── Extract to read ──

Cryptocurrencies are losing ground against higher chances of a Fed rate hike, a stronger dollar, and regulatory risk.​
  • Stronger-than-expected PMI indices in the US have increased the chances of a 25 basis point increase in Fed rates in May.​
  • The stronger dollar has driven down risky assets, including Bitcoin, and weakened bullish sentiment in gold.​
  • Coinbase CEO Brian Armstrong has indicated that the company may leave the US, which has raised concerns about the shrinking global crypto market.​

Bitcoin has lost for the third day in a row. According to Coinglas data, leveraged positions worth nearly $160 million were liquidated in the past day, of which 80% were bullish bets. The value of liquidated positions on cryptocurrency derivatives this week has already exceeded $400 million. Data from Santiment shows that the number of leveraged positions in the crypto market has increased with the rising price of Bitcoin, driving optimism, but ultimately leading to a reversal in sentiment and a sharp correction. Other altcoins, including Ethereum, Ripple, and Litecoin, are also falling along with the largest cap BTC.

───

What you should do ->
Could you carry the crypto market report forward, picking up after its last sentence? The data plays no part in this.

── Data supplied ──

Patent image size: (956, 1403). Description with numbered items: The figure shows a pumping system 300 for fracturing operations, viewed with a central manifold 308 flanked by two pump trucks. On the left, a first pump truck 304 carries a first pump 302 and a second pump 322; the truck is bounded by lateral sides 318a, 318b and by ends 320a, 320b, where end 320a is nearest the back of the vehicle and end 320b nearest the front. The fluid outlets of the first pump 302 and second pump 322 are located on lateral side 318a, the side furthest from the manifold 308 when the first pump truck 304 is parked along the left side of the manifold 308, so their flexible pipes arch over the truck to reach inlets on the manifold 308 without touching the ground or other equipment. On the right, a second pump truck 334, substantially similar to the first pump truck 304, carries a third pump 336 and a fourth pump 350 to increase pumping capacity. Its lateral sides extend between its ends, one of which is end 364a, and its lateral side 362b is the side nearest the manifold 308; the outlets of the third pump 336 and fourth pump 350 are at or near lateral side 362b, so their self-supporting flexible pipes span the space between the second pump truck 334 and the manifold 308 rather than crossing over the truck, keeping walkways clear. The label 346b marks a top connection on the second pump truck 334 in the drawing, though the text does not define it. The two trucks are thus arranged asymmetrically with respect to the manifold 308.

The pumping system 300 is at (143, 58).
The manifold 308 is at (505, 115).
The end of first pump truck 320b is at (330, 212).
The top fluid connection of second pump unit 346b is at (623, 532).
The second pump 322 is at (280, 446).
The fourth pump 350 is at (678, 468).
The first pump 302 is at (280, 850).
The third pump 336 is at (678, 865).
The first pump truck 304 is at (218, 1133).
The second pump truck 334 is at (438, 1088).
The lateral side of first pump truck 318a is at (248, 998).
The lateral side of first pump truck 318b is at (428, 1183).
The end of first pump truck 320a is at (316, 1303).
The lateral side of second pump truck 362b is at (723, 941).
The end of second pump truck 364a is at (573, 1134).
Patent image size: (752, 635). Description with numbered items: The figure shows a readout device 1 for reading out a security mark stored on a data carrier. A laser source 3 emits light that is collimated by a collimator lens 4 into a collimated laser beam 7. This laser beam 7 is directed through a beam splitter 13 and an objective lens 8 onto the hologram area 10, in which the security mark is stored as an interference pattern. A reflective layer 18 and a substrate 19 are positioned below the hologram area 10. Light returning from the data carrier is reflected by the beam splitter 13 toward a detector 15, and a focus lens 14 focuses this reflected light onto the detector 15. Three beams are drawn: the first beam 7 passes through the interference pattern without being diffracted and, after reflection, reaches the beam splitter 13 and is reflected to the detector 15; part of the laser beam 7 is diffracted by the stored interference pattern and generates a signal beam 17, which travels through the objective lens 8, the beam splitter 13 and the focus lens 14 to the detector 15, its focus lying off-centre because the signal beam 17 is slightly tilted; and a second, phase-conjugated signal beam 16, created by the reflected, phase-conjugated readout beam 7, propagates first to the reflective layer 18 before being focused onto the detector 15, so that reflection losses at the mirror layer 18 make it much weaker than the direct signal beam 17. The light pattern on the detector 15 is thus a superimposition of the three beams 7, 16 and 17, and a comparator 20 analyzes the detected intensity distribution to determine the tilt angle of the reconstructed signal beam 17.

───

Exercise response ->
Higher-than-expected PMI readings in the US have increased the likelihood of another Fed rate hike, which the market currently values at nearly 90% probability. Hawkish statements by Fed members have also contributed to this increase. Gold, which was correlated with Bitcoin during the banking crisis, has also come under pressure. Due to regulatory uncertainty, the market may once again pay attention to the associated risks. Some US investors and traders may leave the decentralized market for safety reasons if Coinbase, the largest crypto exchange in the US, closes its operations in the country.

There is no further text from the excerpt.